▶ _Excerpted text_
☆ ☆ ☆ ☆ ☆

When Robert Alter of the University of California gave a lecture in Toronto a few weeks ago, he remarked that we should read the Biblical story of King David in the way that we read the history plays of Shakespeare -- as great literature based on sketchy information. That may be a commonplace notion among Biblical scholars, but it startled me, and sent me off in pursuit of Alter's most recent book, The David Story: A Translation With Commentary of 1 and 2 Samuel (Penguin).
The two books of Samuel (plus the first two chapters of 1 Kings, which Alter tacks on to complete the narrative) invite the reader into a dark world of betrayal and vengeance, dominated by devious monarchs and traitorous generals, all of them seeking power and wealth while hoping somehow to please God. In this saga, God himself does not emerge as the most attractive character. He's easily hurt, insecure about His reputation, anxious to see His status recognized, and neurotically devoted to the burnt offering of small lambs. His sense of justice is at best capricious.
Alter, who teaches Hebrew and comparative literature at Berkeley, has become a major figure in Biblical studies by moving beyond historical criticism toward new ways of reading and interpreting scripture. Earlier, in The Art of Biblical Narrative and The Art of Biblical Poetry, he brought to this subject some of the more illuminating tools of literary criticism.
He views the Hebrew Bible with the utmost seriousness, but he is not a believer in any traditional sense. In his Toronto lecture, at Beth Tzedec synagogue, someone asked whether a certain action was truly inspired by God. Alter said that was a matter of personal belief. He implied that it was none of his affair.
It's instructive and often exhilarating to watch a mind like Alter's approach the life of King David. Most people have some knowledge of this story's bizarre twists and turns, but Alter gives all of them fresh life. He uses centuries of accumulated scholarship to bring his English close to the tone of the original Hebrew, with its drumbeat repetitions, and he gives us a prose that's always readable. The vocabulary doesn't distance us: For instance, where most English versions say "behold," Alter says "look."
On the other hand, this is a translation, not a popularization, so he doesn't cut details just because we'll find them tedious. His first sentence describes "a man from Ramathaim-zophim, from the high country of Ephraim, and his name was Elkanah son of Jeroham son of Elihu son of Tobu son of Zuph, an Ephraimite." I mean, this is still the Bible.
On every page Alter's footnotes occupy as much space as his main text, or more, which turns out to be a large part of his book's charm. My experience of Bible reading is that footnotes often obscure more than they clarify, but Alter seems to know exactly what an ordinary reader needs to be told.

☆ ☆ ☆ ☆ ☆

▶ _Exercises_
A) In the book review, reproduce word for word the part that opens with the words containing "When Robert Alter" and closes with "2 Samuel (Penguin).".
B) List every personal name that appears in the lineage quoted from the first sentence of Alter's translation in the book review.

▶ _Data section_
☆ ☆ ☆ ☆ ☆

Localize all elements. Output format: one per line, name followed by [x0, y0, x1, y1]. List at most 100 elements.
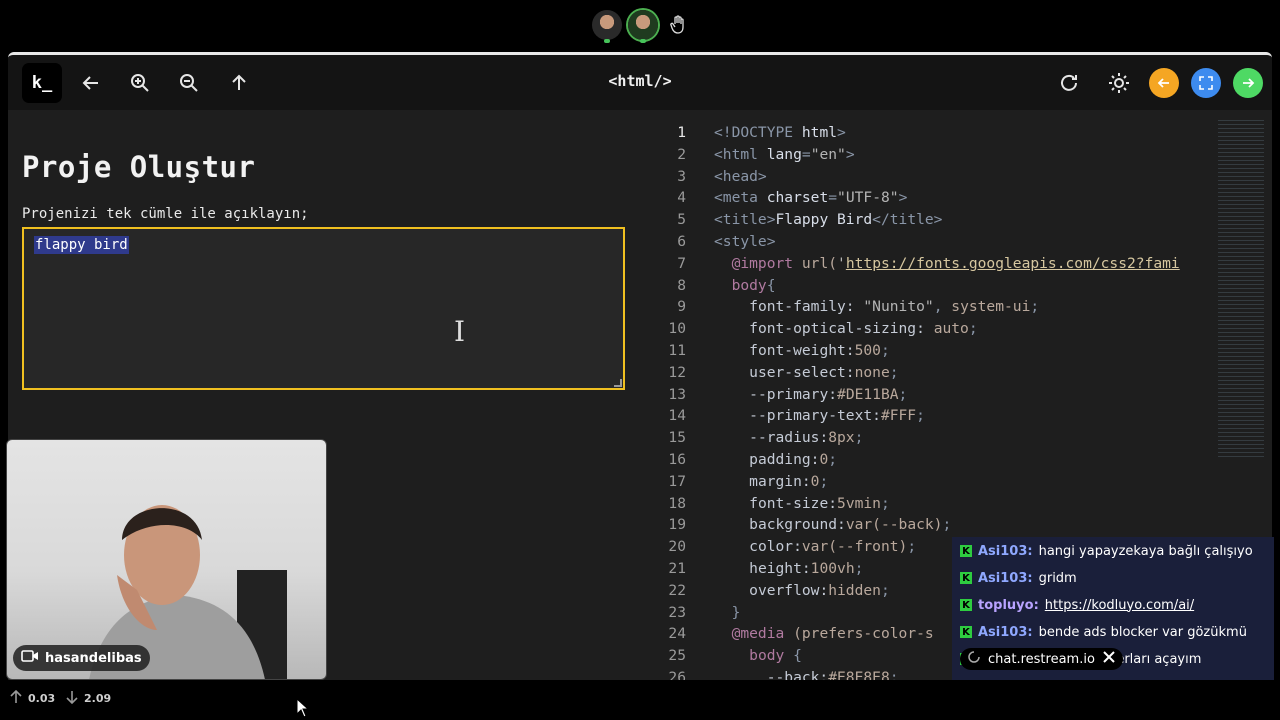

☆ ☆ ☆ ☆ ☆

▶ _Full solutions_
A)
When Robert Alter of the University of California gave a lecture in Toronto a few weeks ago, he remarked that we should read the Biblical story of King David in the way that we read the history plays of Shakespeare -- as great literature based on sketchy information. That may be a commonplace notion among Biblical scholars, but it startled me, and sent me off in pursuit of Alter's most recent book, The David Story: A Translation With Commentary of 1 and 2 Samuel (Penguin).

B) Elkanah, Jeroham, Elihu, Tobu, Zuph